* _Problem description_:
Reproduce the whole listing exactly, omitting any picture it holds.

* _Records to process_:

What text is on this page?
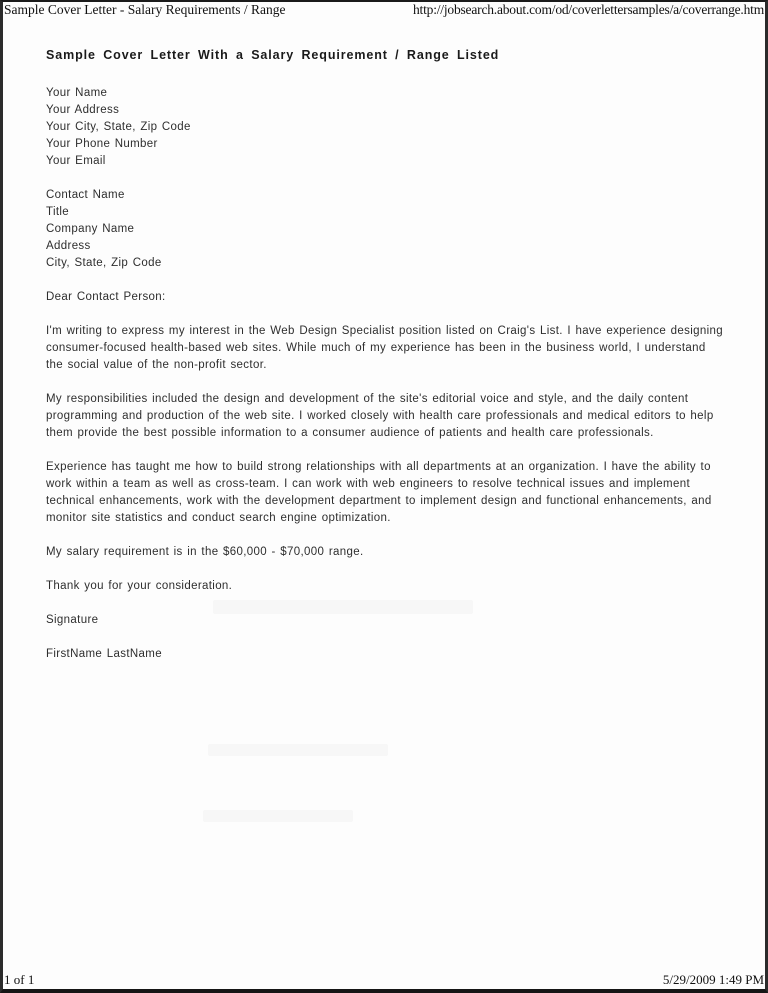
Sample Cover Letter - Salary Requirements / Range	http://jobsearch.about.com/od/coverlettersamples/a/coverrange.htm
Sample Cover Letter With a Salary Requirement / Range Listed
Your Name
Your Address
Your City, State, Zip Code
Your Phone Number
Your Email
Contact Name
Title
Company Name
Address
City, State, Zip Code

Dear Contact Person:

I'm writing to express my interest in the Web Design Specialist position listed on Craig's List. I have experience designing consumer-focused health-based web sites. While much of my experience has been in the business world, I understand the social value of the non-profit sector.

My responsibilities included the design and development of the site's editorial voice and style, and the daily content programming and production of the web site. I worked closely with health care professionals and medical editors to help them provide the best possible information to a consumer audience of patients and health care professionals.

Experience has taught me how to build strong relationships with all departments at an organization. I have the ability to work within a team as well as cross-team. I can work with web engineers to resolve technical issues and implement technical enhancements, work with the development department to implement design and functional enhancements, and monitor site statistics and conduct search engine optimization.

My salary requirement is in the $60,000 - $70,000 range.

Thank you for your consideration.

Signature

FirstName LastName

1 of 1	5/29/2009 1:49 PM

* _Exercise solution_:
What text is on this page?
Sample Cover Letter - Salary Requirements / Range	http://jobsearch.about.com/od/coverlettersamples/a/coverrange.htm
Sample Cover Letter With a Salary Requirement / Range Listed
Your Name
Your Address
Your City, State, Zip Code
Your Phone Number
Your Email
Contact Name
Title
Company Name
Address
City, State, Zip Code

Dear Contact Person:

I'm writing to express my interest in the Web Design Specialist position listed on Craig's List. I have experience designing consumer-focused health-based web sites. While much of my experience has been in the business world, I understand the social value of the non-profit sector.

My responsibilities included the design and development of the site's editorial voice and style, and the daily content programming and production of the web site. I worked closely with health care professionals and medical editors to help them provide the best possible information to a consumer audience of patients and health care professionals.

Experience has taught me how to build strong relationships with all departments at an organization. I have the ability to work within a team as well as cross-team. I can work with web engineers to resolve technical issues and implement technical enhancements, work with the development department to implement design and functional enhancements, and monitor site statistics and conduct search engine optimization.

My salary requirement is in the $60,000 - $70,000 range.

Thank you for your consideration.

Signature

FirstName LastName

1 of 1	5/29/2009 1:49 PM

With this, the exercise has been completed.